Dataset items:
__________
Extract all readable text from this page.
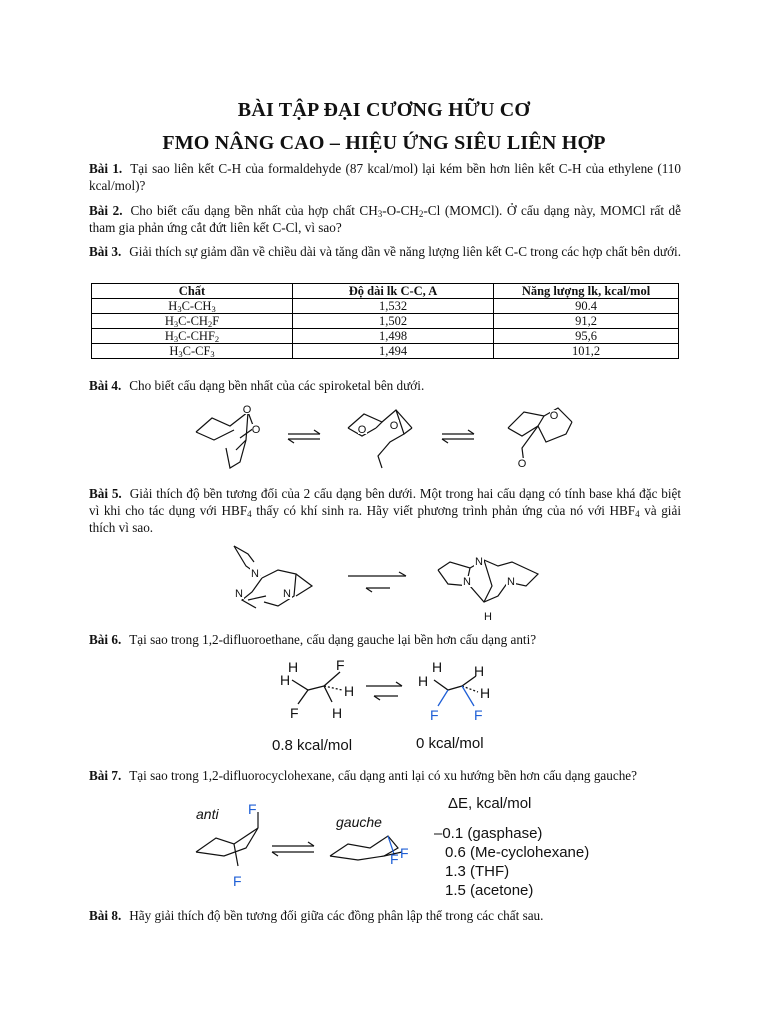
BÀI TẬP ĐẠI CƯƠNG HỮU CƠ
FMO NÂNG CAO – HIỆU ỨNG SIÊU LIÊN HỢP
Bài 1. Tại sao liên kết C-H của formaldehyde (87 kcal/mol) lại kém bền hơn liên kết C-H của ethylene (110 kcal/mol)?
Bài 2. Cho biết cấu dạng bền nhất của hợp chất $CH_3-O-CH_2-Cl$ (MOMCl). Ở cấu dạng này, MOMCl rất dễ tham gia phản ứng cắt đứt liên kết C-Cl, vì sao?
Bài 3. Giải thích sự giảm dần về chiều dài và tăng dần về năng lượng liên kết C-C trong các hợp chất bên dưới.
Chất	Độ dài lk C-C, A	Năng lượng lk, kcal/mol
$H_3C-CH_3$	1,532	90.4
$H_3C-CH_2F$	1,502	91,2
$H_3C-CHF_2$	1,498	95,6
$H_3C-CF_3$	1,494	101,2
Bài 4. Cho biết cấu dạng bền nhất của các spiroketal bên dưới.
O
O	O O
O
O
Bài 5. Giải thích độ bền tương đối của 2 cấu dạng bên dưới. Một trong hai cấu dạng có tính base khá đặc biệt vì khi cho tác dụng với $HBF_4$ thấy có khí sinh ra. Hãy viết phương trình phản ứng của nó với $HBF_4$ và giải thích vì sao.
N
N	N
N
N	N
H
Bài 6. Tại sao trong 1,2-difluoroethane, cấu dạng gauche lại bền hơn cấu dạng anti?
H
H
F
F
H
H
H
H
F
H
H
F
0.8 kcal/mol	0 kcal/mol
Bài 7. Tại sao trong 1,2-difluorocyclohexane, cấu dạng anti lại có xu hướng bền hơn cấu dạng gauche?
anti F
F
gauche
F F
ΔE, kcal/mol
–0.1 (gasphase)
0.6 (Me-cyclohexane)
1.3 (THF)
1.5 (acetone)
Bài 8. Hãy giải thích độ bền tương đối giữa các đồng phân lập thể trong các chất sau.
__________
• GIVEN PROBLEM: Reproduce the records, all of them, word for word; omit the pictures.

• TASK OUTPUT:
Extract all readable text from this page.
BÀI TẬP ĐẠI CƯƠNG HỮU CƠ
FMO NÂNG CAO – HIỆU ỨNG SIÊU LIÊN HỢP
Bài 1. Tại sao liên kết C-H của formaldehyde (87 kcal/mol) lại kém bền hơn liên kết C-H của ethylene (110 kcal/mol)?
Bài 2. Cho biết cấu dạng bền nhất của hợp chất $CH_3-O-CH_2-Cl$ (MOMCl). Ở cấu dạng này, MOMCl rất dễ tham gia phản ứng cắt đứt liên kết C-Cl, vì sao?
Bài 3. Giải thích sự giảm dần về chiều dài và tăng dần về năng lượng liên kết C-C trong các hợp chất bên dưới.
Chất	Độ dài lk C-C, A	Năng lượng lk, kcal/mol
$H_3C-CH_3$	1,532	90.4
$H_3C-CH_2F$	1,502	91,2
$H_3C-CHF_2$	1,498	95,6
$H_3C-CF_3$	1,494	101,2
Bài 4. Cho biết cấu dạng bền nhất của các spiroketal bên dưới.
O
O	O O
O
O
Bài 5. Giải thích độ bền tương đối của 2 cấu dạng bên dưới. Một trong hai cấu dạng có tính base khá đặc biệt vì khi cho tác dụng với $HBF_4$ thấy có khí sinh ra. Hãy viết phương trình phản ứng của nó với $HBF_4$ và giải thích vì sao.
N
N	N
N
N	N
H
Bài 6. Tại sao trong 1,2-difluoroethane, cấu dạng gauche lại bền hơn cấu dạng anti?
H
H
F
F
H
H
H
H
F
H
H
F
0.8 kcal/mol	0 kcal/mol
Bài 7. Tại sao trong 1,2-difluorocyclohexane, cấu dạng anti lại có xu hướng bền hơn cấu dạng gauche?
anti F
F
gauche
F F
ΔE, kcal/mol
–0.1 (gasphase)
0.6 (Me-cyclohexane)
1.3 (THF)
1.5 (acetone)
Bài 8. Hãy giải thích độ bền tương đối giữa các đồng phân lập thể trong các chất sau.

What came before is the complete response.